DO THIS: Extract every line where the string "CONDITION" appears.

Data entries:
▬▬▬▬▬▬▬▬▬▬

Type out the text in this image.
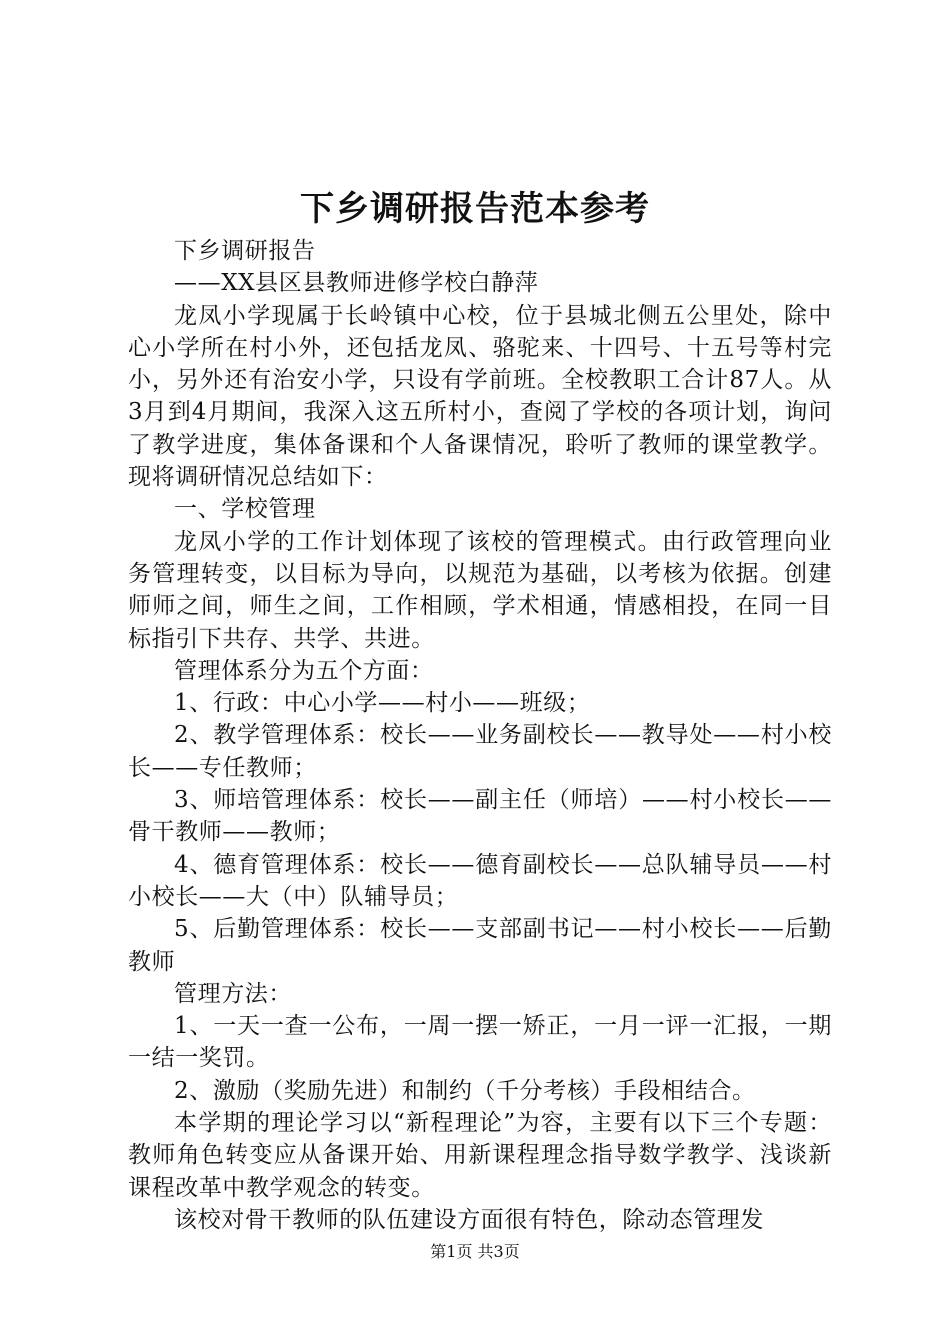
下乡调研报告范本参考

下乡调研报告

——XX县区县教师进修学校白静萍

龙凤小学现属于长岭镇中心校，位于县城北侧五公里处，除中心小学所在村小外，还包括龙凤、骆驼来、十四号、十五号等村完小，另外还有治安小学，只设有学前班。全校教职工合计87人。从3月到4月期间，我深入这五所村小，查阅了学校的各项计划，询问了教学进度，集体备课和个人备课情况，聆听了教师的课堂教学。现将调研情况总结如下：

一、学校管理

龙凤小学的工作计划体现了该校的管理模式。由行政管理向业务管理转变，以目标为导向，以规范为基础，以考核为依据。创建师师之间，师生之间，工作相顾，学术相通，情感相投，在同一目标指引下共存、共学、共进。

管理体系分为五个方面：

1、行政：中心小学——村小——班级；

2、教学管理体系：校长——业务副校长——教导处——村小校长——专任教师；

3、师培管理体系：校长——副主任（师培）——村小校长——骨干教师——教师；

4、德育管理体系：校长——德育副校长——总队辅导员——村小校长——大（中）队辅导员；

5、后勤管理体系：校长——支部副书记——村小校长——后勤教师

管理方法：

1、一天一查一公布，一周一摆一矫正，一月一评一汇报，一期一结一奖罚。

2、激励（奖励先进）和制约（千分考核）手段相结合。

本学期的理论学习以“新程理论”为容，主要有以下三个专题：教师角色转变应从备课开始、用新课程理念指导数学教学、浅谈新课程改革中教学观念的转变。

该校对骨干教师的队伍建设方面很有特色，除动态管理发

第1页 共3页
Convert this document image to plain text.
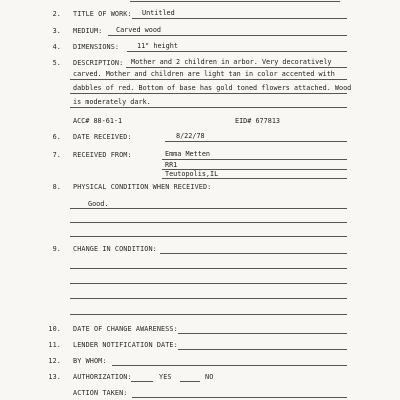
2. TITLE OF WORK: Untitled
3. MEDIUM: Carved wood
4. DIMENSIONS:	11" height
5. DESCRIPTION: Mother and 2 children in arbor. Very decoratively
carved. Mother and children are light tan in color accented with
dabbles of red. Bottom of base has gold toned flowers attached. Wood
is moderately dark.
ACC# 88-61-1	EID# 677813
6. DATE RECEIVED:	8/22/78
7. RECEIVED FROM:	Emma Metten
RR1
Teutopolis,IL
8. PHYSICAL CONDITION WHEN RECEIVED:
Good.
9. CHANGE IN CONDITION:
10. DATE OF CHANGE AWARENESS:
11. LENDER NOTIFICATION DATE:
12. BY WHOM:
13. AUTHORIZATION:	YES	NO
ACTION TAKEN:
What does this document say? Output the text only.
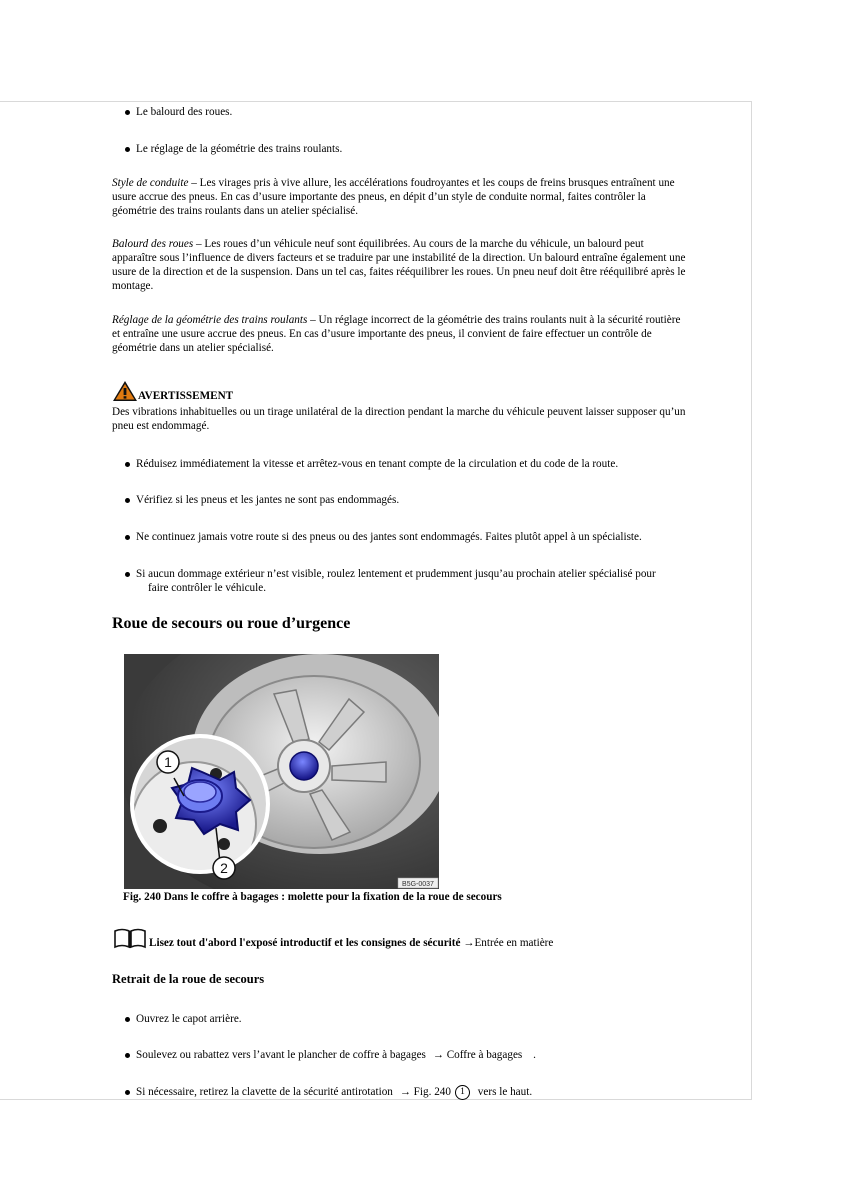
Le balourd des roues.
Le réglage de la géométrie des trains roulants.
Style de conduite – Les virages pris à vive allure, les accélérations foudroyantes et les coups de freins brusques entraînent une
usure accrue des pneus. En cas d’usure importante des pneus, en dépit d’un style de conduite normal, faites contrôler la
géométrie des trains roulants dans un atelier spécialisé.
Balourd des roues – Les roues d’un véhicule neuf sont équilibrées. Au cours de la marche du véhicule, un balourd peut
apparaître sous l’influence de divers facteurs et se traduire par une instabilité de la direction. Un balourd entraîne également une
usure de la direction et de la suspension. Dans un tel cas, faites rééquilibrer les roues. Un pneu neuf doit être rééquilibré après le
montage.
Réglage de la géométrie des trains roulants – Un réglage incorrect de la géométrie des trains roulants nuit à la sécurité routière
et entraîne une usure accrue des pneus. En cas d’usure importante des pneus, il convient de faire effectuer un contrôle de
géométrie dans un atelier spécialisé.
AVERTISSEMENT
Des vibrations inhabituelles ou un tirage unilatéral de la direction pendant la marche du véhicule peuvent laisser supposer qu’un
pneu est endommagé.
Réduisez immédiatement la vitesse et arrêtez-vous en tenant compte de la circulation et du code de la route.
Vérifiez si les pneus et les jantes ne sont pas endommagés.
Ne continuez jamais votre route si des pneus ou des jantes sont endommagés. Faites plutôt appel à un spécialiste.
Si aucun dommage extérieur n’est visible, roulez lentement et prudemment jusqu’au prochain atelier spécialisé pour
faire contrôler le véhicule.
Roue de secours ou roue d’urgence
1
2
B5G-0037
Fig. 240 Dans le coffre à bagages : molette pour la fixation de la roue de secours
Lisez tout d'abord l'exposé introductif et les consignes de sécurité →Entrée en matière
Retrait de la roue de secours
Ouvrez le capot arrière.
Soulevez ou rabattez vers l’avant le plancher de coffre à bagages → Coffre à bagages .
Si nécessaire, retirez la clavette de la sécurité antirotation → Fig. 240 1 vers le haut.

▬▬▬▬▬▬▬▬▬▬

REPLY TO THE TASK:
8. PHYSICAL CONDITION WHEN RECEIVED:
9. CHANGE IN CONDITION:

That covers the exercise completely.